* Problem
Go over the entries below line by line, copying each one that contains the word "this".

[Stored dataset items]
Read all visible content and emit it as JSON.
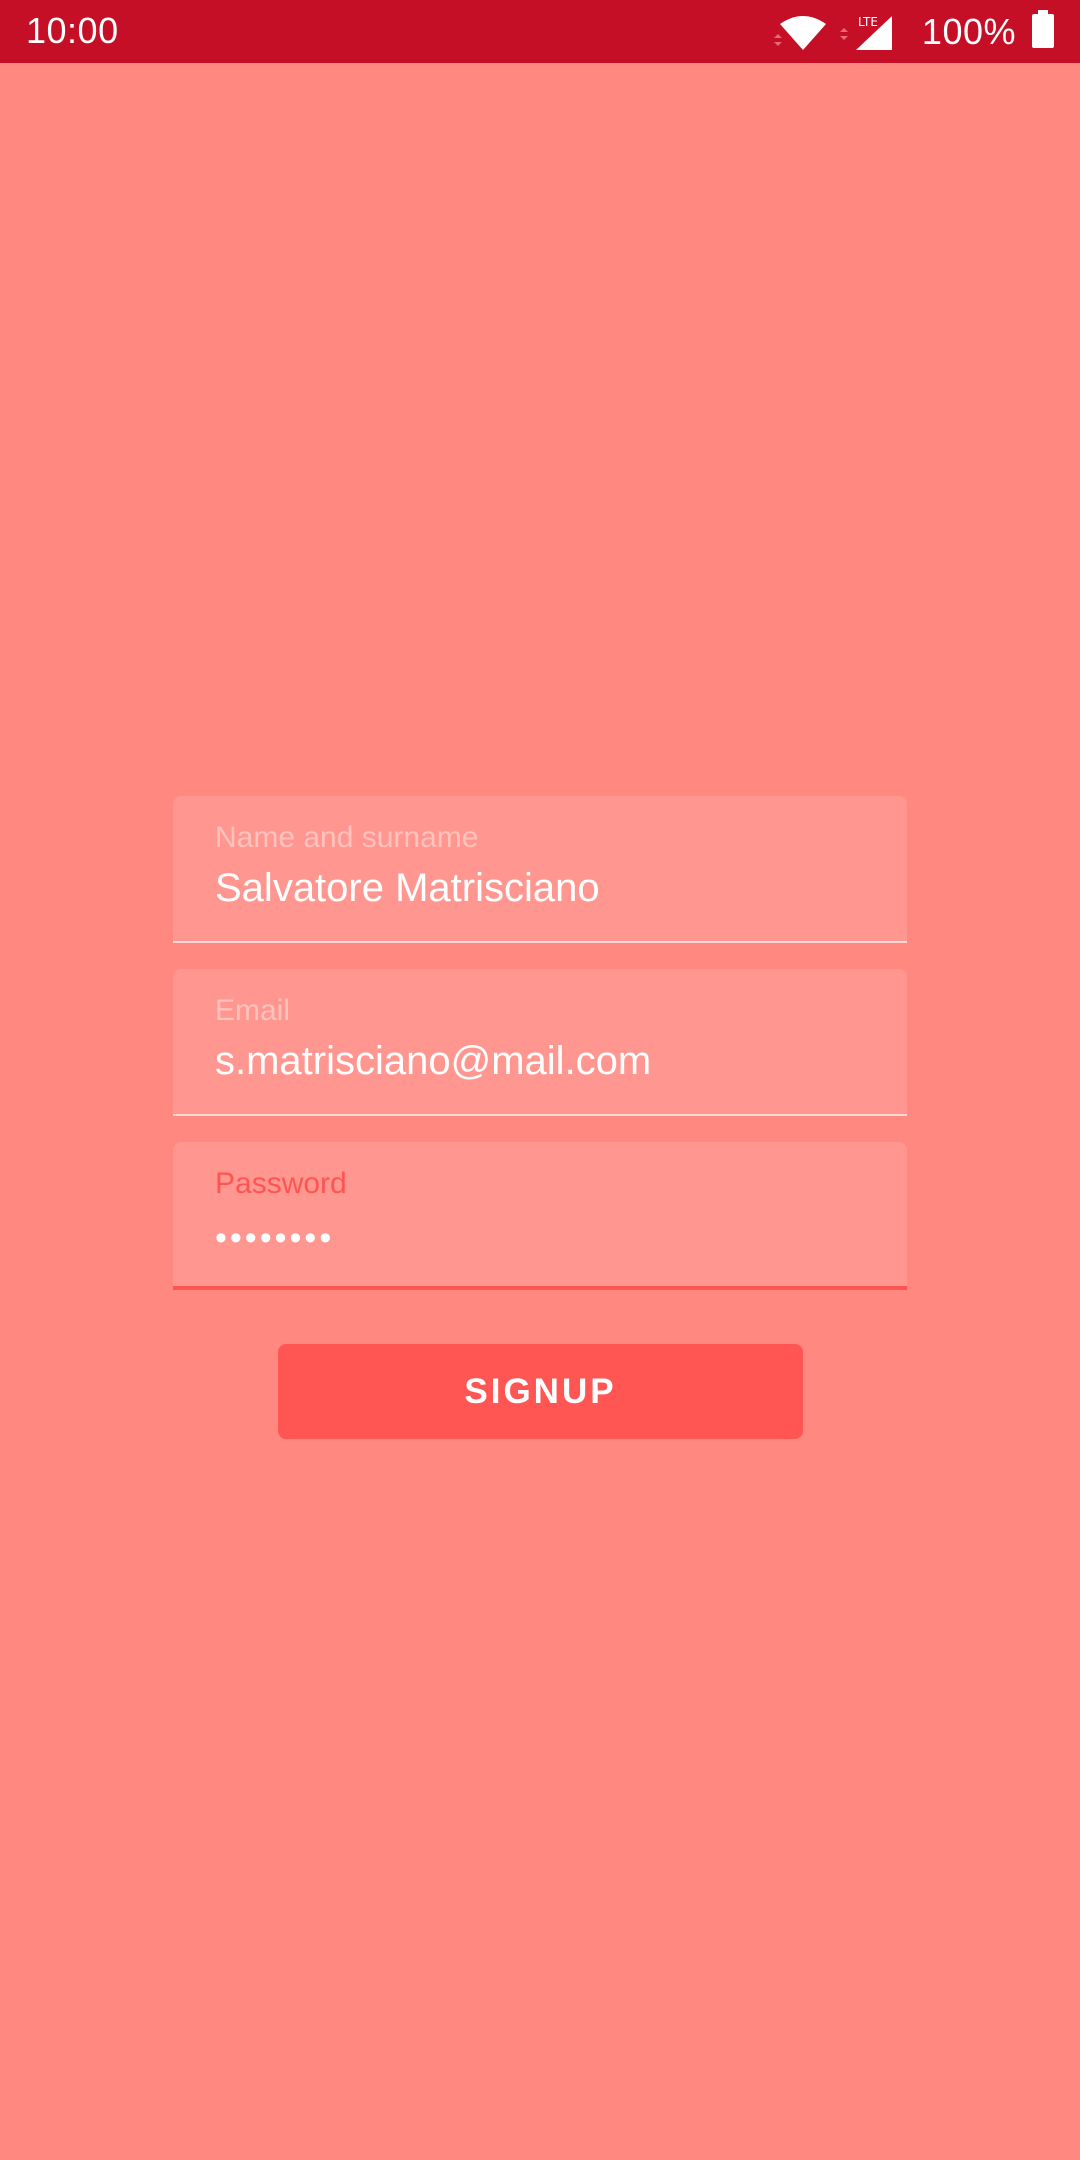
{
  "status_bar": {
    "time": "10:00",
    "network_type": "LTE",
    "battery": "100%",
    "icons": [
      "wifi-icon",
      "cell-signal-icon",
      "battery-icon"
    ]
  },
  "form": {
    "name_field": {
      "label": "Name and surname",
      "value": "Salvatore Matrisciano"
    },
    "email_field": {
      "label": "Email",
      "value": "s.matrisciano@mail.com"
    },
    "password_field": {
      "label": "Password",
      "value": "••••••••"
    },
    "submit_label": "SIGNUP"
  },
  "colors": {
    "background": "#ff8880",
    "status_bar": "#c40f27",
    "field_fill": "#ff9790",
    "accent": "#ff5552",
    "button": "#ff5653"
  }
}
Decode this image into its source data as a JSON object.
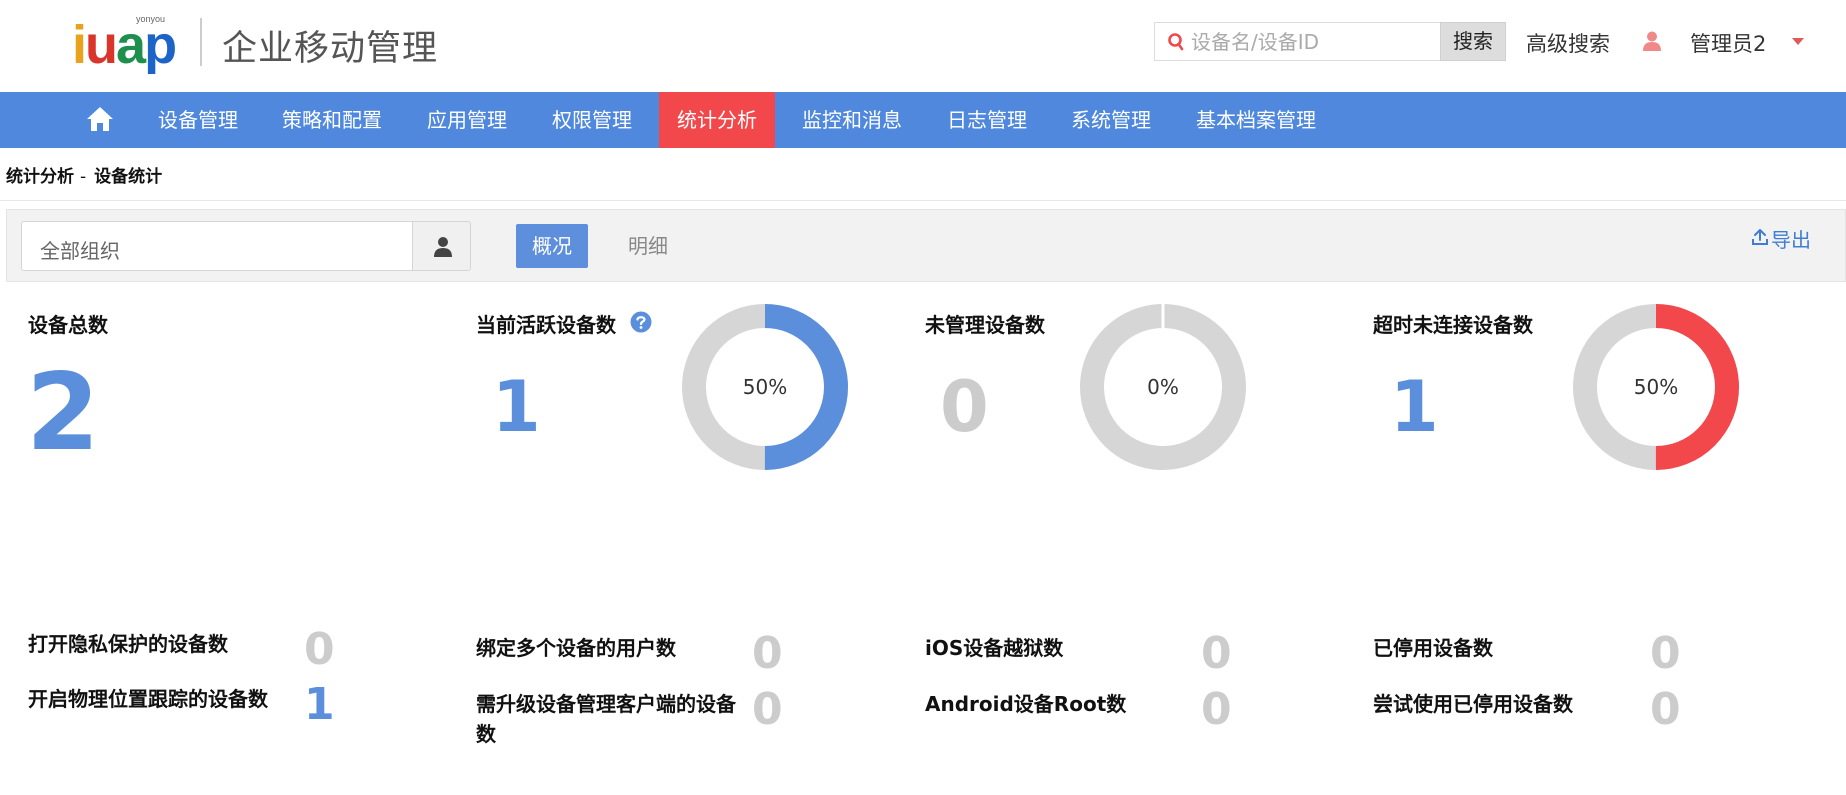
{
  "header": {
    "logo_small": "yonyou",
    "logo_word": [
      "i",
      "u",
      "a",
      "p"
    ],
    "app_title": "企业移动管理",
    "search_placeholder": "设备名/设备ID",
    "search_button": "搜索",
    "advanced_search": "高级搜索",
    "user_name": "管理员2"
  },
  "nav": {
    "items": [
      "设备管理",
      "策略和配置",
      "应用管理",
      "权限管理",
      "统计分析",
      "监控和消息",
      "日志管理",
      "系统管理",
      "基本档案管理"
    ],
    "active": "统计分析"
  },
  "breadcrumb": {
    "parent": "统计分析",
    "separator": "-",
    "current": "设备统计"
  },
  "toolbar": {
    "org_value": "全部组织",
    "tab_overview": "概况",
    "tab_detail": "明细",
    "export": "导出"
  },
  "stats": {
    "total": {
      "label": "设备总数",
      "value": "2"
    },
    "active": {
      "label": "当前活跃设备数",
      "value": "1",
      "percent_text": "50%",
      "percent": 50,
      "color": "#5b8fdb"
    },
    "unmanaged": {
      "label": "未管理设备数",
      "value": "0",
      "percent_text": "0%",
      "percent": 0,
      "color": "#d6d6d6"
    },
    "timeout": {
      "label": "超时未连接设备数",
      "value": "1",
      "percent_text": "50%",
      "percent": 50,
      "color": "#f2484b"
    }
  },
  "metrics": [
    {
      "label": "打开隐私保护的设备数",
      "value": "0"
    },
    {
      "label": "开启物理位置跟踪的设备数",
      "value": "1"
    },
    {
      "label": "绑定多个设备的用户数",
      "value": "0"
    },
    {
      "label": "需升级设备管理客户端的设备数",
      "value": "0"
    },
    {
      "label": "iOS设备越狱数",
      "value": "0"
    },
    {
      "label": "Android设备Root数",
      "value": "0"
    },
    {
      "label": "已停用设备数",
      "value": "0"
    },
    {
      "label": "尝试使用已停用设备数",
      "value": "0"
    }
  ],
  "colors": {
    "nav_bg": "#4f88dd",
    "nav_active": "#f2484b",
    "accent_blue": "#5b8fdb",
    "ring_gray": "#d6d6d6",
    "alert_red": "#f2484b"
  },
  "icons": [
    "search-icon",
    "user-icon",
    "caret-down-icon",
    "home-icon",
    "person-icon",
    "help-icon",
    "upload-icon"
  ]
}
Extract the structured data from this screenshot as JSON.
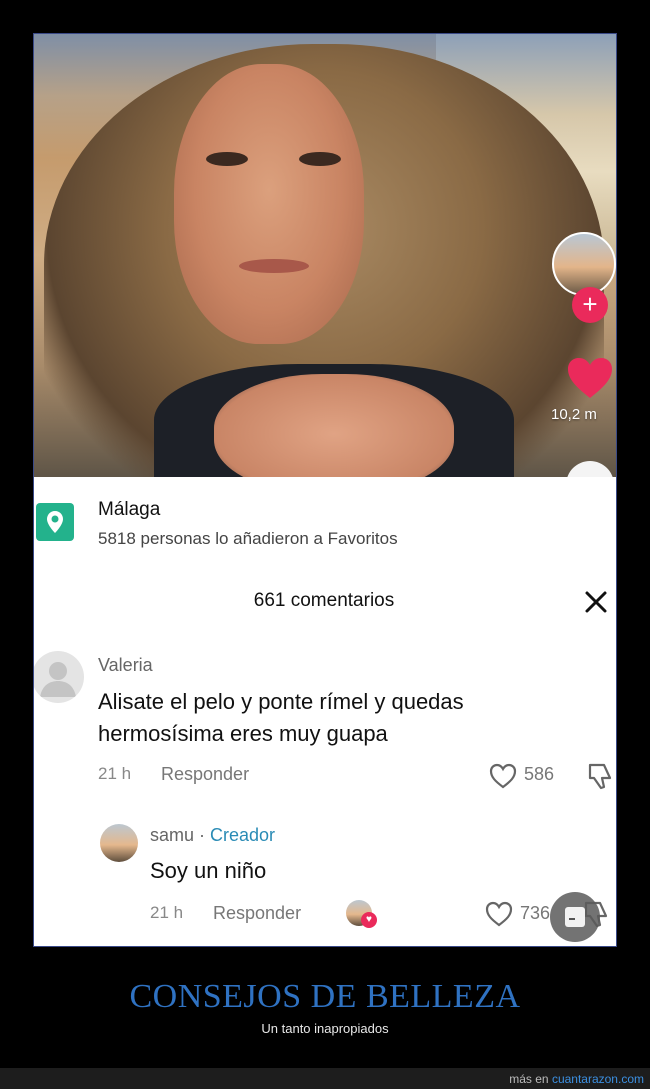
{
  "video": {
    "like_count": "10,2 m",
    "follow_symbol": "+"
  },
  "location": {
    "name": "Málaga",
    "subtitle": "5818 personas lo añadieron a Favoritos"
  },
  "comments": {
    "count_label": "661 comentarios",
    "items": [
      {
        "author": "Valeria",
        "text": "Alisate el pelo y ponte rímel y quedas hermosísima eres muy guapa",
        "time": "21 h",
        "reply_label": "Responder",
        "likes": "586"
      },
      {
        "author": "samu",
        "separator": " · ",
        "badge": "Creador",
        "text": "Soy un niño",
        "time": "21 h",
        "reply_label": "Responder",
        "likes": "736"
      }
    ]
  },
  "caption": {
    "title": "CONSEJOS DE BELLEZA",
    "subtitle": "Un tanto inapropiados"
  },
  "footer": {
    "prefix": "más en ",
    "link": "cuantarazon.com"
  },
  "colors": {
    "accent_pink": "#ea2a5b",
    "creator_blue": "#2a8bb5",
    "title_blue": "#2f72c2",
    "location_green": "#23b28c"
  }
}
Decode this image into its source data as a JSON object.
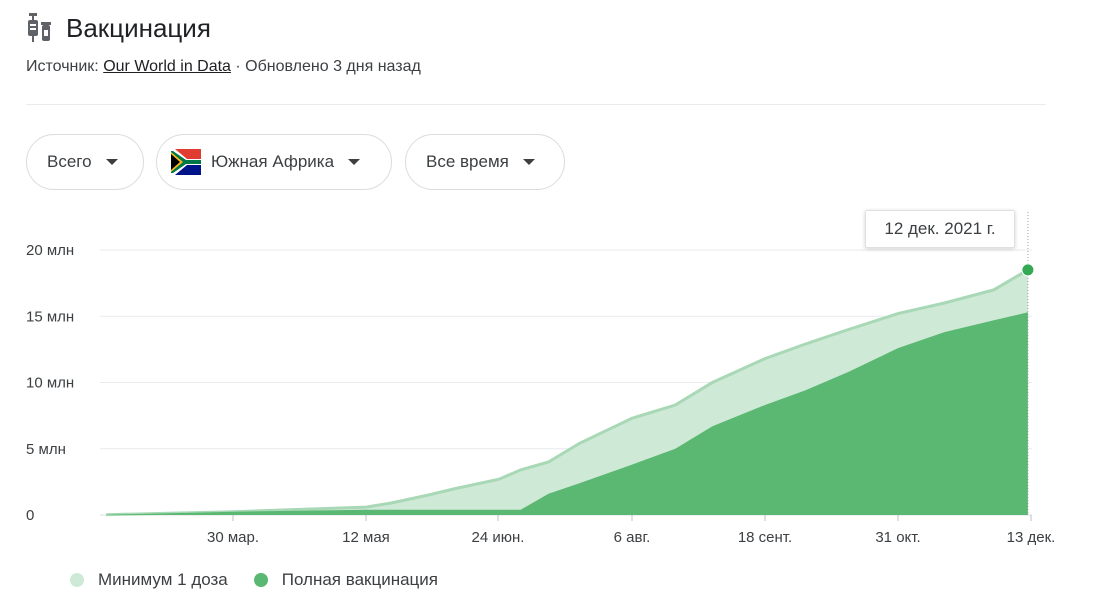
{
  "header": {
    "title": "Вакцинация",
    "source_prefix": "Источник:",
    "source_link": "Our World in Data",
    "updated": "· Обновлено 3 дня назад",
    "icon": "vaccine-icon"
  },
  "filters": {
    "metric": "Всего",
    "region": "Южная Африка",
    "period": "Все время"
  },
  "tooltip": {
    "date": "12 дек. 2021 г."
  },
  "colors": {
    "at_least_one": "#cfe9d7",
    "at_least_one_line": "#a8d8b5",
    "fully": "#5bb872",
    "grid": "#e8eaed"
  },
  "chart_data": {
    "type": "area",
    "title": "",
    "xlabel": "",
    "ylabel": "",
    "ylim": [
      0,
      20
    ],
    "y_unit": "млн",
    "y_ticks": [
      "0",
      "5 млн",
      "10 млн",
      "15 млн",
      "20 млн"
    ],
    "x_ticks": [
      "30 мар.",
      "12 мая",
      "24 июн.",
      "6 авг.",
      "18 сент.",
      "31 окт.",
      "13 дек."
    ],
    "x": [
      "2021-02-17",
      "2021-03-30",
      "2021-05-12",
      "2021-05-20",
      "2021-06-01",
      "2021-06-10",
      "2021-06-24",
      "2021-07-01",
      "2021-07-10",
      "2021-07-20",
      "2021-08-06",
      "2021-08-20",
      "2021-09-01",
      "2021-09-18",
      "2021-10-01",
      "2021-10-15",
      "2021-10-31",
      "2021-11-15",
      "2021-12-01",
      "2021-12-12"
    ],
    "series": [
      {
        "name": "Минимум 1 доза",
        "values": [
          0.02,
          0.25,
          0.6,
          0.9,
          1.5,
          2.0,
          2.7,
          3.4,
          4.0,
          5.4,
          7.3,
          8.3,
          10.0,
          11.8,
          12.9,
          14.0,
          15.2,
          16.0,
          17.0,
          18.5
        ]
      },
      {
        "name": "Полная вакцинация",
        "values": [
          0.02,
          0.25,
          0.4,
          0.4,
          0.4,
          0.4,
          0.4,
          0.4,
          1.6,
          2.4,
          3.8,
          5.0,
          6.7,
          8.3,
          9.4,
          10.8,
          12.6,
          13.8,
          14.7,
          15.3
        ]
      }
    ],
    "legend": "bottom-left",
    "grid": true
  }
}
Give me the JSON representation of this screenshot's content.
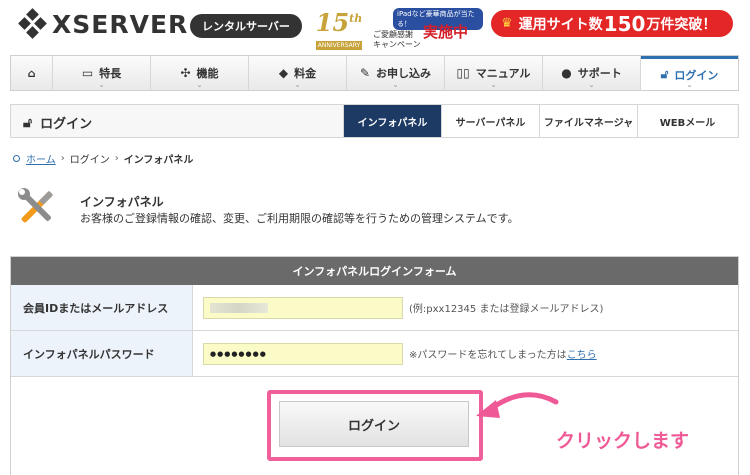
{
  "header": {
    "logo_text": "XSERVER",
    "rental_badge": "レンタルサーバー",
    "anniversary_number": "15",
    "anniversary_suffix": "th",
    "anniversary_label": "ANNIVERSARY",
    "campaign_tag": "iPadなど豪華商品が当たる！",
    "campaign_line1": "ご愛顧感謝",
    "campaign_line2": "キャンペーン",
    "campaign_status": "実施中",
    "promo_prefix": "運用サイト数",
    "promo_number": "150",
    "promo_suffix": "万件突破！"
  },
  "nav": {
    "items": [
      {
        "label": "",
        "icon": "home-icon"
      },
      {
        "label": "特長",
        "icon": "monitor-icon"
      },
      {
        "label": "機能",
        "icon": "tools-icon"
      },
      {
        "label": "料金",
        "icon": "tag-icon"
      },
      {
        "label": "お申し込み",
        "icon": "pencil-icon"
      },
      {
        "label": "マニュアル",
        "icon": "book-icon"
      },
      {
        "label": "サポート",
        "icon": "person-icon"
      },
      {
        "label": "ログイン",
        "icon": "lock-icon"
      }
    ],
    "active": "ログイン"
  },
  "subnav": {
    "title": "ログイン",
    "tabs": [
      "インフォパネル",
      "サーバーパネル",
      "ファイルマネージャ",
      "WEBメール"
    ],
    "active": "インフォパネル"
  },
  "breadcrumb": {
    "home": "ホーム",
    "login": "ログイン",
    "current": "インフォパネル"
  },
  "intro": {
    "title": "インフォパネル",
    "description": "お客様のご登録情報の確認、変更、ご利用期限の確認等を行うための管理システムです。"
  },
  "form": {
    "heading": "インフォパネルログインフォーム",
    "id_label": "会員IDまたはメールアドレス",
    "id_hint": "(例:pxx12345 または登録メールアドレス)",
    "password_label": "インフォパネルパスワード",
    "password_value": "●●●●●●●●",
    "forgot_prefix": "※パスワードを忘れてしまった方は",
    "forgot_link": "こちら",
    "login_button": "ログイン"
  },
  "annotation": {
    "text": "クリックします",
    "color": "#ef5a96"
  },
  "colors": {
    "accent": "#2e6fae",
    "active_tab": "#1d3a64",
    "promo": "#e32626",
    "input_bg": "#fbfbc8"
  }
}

* Exercise output
Decode this image into its source data as a JSON object.
Extract the structured data from this screenshot as JSON.
Decode this image into its source data as a JSON object.
Give me the JSON representation of this screenshot's content.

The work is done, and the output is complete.